DESCRIPTION OF THE TASK.
Collect from the data below each line with "value".

::: EXTRACTED INFORMATION

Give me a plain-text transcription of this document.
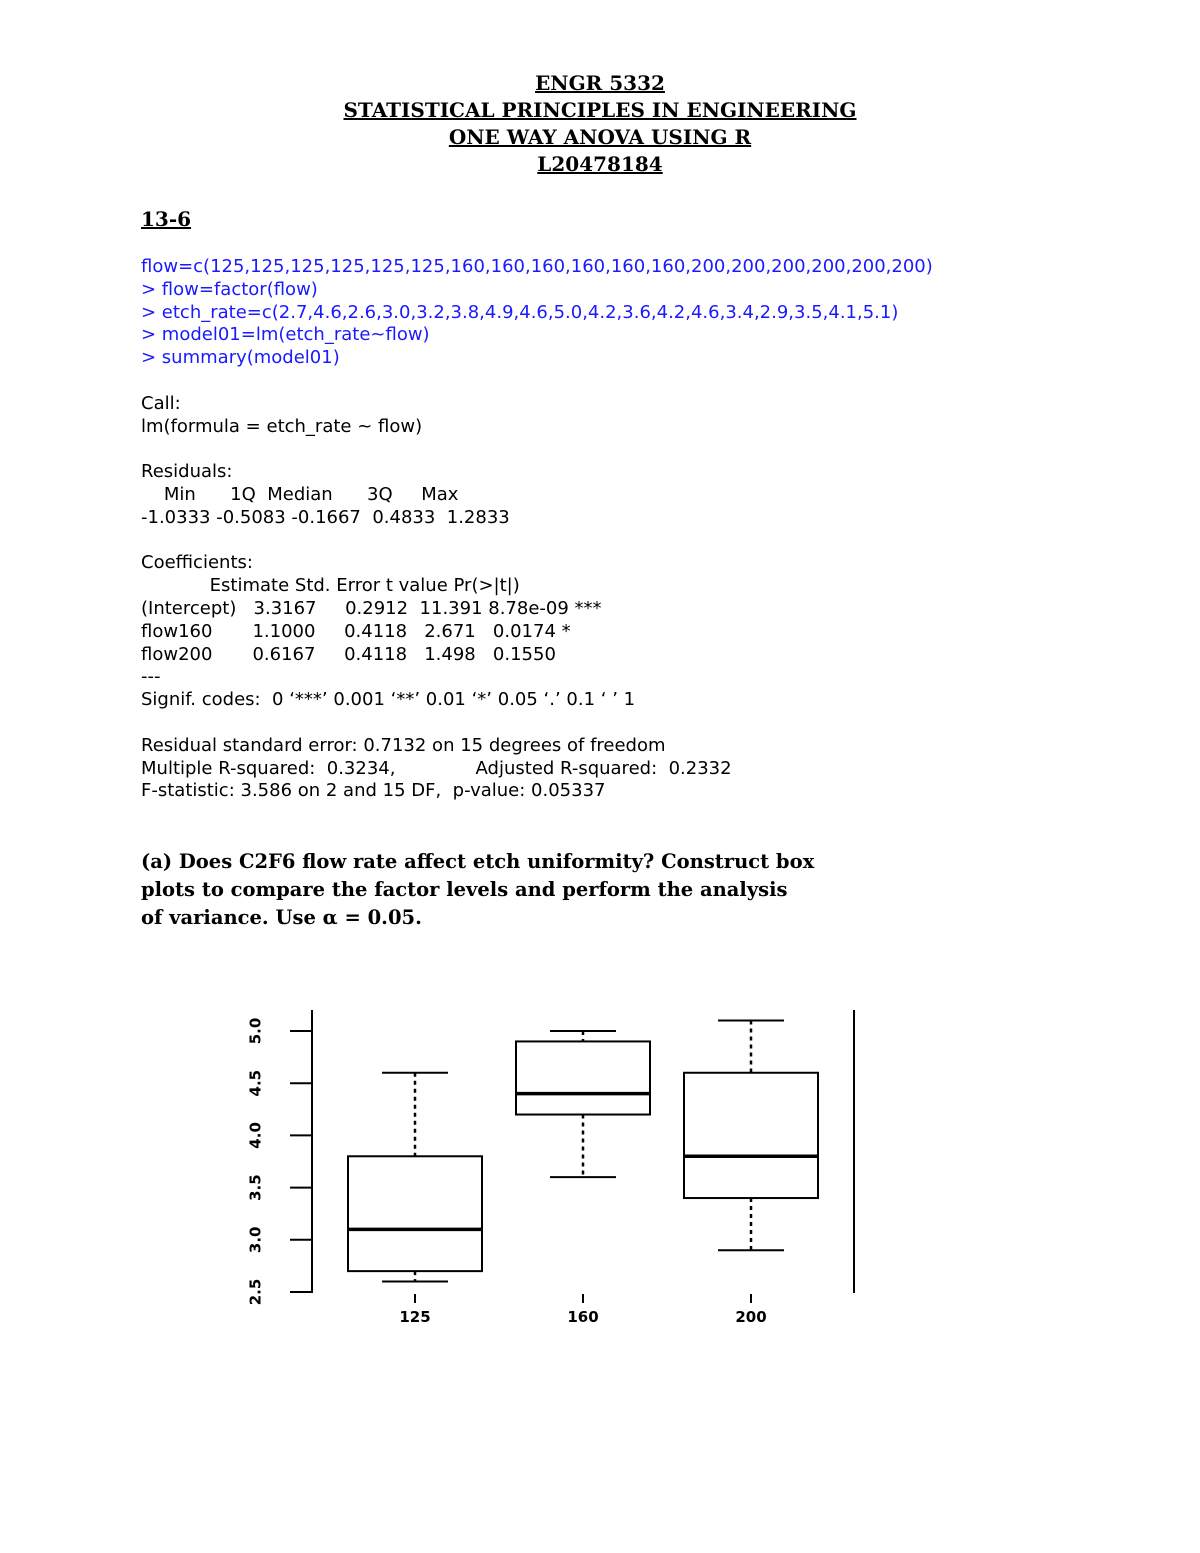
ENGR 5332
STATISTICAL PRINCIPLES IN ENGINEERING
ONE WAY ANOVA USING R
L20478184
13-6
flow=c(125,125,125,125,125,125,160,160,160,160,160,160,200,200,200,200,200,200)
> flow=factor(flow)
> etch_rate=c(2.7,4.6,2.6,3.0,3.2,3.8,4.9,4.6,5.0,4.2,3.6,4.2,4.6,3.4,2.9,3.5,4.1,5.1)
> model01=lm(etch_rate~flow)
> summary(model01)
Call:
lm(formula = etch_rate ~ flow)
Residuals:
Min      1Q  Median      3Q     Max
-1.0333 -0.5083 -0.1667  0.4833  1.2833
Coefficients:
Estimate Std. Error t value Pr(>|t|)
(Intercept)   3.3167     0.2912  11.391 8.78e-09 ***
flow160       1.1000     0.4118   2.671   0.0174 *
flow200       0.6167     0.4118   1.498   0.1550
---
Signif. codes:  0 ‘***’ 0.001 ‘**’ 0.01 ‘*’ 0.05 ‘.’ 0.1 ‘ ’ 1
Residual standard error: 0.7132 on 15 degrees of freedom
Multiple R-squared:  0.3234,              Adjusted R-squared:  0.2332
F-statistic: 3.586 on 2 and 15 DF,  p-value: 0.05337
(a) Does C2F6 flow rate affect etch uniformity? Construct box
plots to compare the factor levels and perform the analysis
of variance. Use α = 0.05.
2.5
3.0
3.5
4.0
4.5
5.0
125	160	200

::::::

FULL ANSWER.
Estimate Std. Error t value Pr(>|t|)
F-statistic: 3.586 on 2 and 15 DF,  p-value: 0.05337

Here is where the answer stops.